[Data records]
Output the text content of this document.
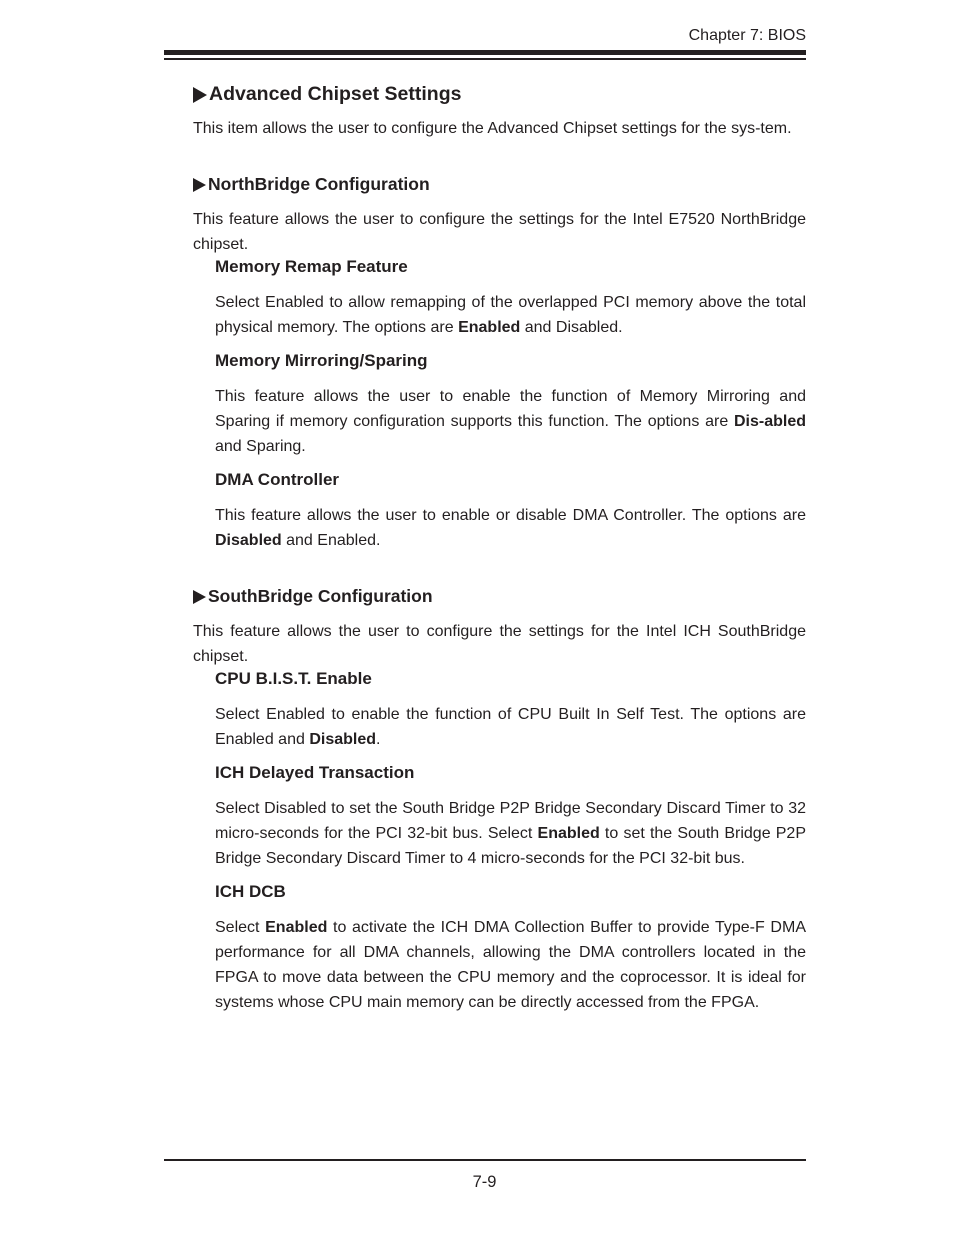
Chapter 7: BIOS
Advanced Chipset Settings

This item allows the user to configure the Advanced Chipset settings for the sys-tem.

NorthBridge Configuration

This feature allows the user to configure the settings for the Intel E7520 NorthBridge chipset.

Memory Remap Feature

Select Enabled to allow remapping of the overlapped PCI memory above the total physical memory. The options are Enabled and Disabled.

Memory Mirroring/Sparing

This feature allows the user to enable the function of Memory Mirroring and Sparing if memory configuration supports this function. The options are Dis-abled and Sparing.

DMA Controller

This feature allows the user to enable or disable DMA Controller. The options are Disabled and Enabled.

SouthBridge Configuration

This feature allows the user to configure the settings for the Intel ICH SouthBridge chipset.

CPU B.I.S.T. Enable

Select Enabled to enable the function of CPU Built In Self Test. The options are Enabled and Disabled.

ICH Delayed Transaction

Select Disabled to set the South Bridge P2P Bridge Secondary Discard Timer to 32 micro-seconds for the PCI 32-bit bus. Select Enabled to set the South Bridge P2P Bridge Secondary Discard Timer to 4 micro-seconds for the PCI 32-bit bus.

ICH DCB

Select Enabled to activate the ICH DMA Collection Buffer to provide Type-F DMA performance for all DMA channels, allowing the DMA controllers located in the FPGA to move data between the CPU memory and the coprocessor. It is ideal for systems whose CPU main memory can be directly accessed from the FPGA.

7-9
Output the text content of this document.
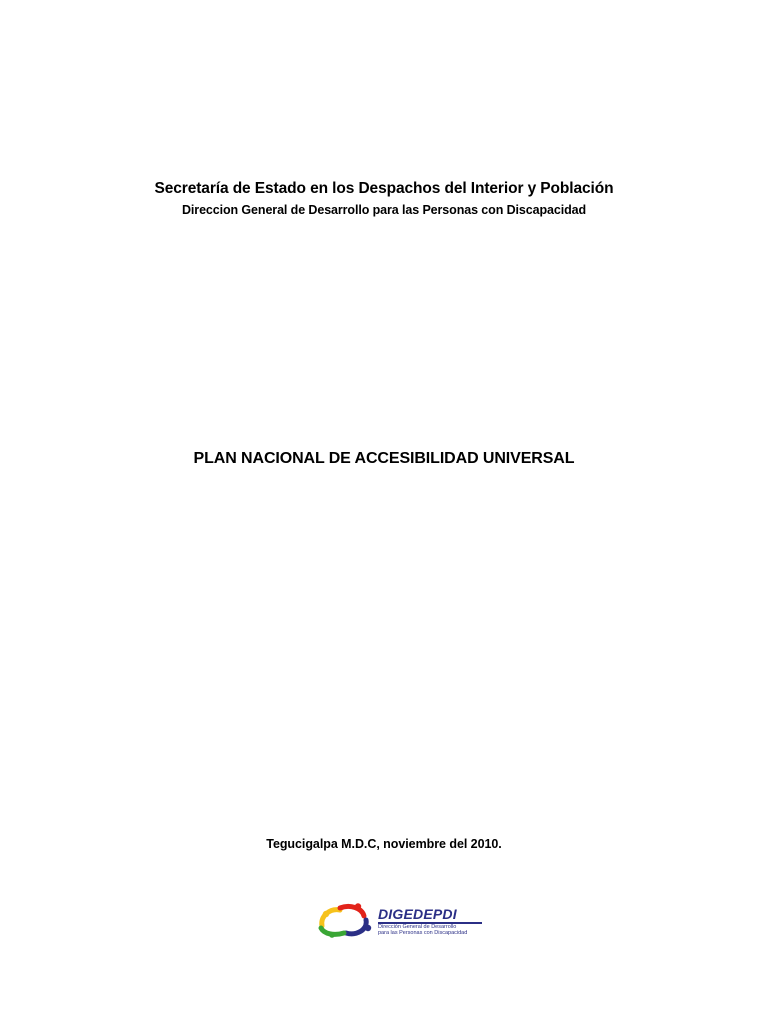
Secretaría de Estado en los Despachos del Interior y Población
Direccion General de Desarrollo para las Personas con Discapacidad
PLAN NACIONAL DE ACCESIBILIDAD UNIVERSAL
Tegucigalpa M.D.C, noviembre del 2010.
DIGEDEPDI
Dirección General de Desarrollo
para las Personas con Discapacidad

**DESCRIPTION OF THE TASK**
Write out the whole listing exactly, and drop the pictures.

**RESULT OF THE TASK**
Output the text content of this document.
Chapter 7: BIOS
Advanced Chipset Settings

This item allows the user to configure the Advanced Chipset settings for the sys-tem.

NorthBridge Configuration

This feature allows the user to configure the settings for the Intel E7520 NorthBridge chipset.

Memory Remap Feature

Select Enabled to allow remapping of the overlapped PCI memory above the total physical memory. The options are Enabled and Disabled.

Memory Mirroring/Sparing

This feature allows the user to enable the function of Memory Mirroring and Sparing if memory configuration supports this function. The options are Dis-abled and Sparing.

DMA Controller

This feature allows the user to enable or disable DMA Controller. The options are Disabled and Enabled.

SouthBridge Configuration

This feature allows the user to configure the settings for the Intel ICH SouthBridge chipset.

CPU B.I.S.T. Enable

Select Enabled to enable the function of CPU Built In Self Test. The options are Enabled and Disabled.

ICH Delayed Transaction

Select Disabled to set the South Bridge P2P Bridge Secondary Discard Timer to 32 micro-seconds for the PCI 32-bit bus. Select Enabled to set the South Bridge P2P Bridge Secondary Discard Timer to 4 micro-seconds for the PCI 32-bit bus.

ICH DCB

Select Enabled to activate the ICH DMA Collection Buffer to provide Type-F DMA performance for all DMA channels, allowing the DMA controllers located in the FPGA to move data between the CPU memory and the coprocessor. It is ideal for systems whose CPU main memory can be directly accessed from the FPGA.

7-9
Output the text content of this document.
Secretaría de Estado en los Despachos del Interior y Población
Direccion General de Desarrollo para las Personas con Discapacidad
PLAN NACIONAL DE ACCESIBILIDAD UNIVERSAL
Tegucigalpa M.D.C, noviembre del 2010.
DIGEDEPDI
Dirección General de Desarrollo
para las Personas con Discapacidad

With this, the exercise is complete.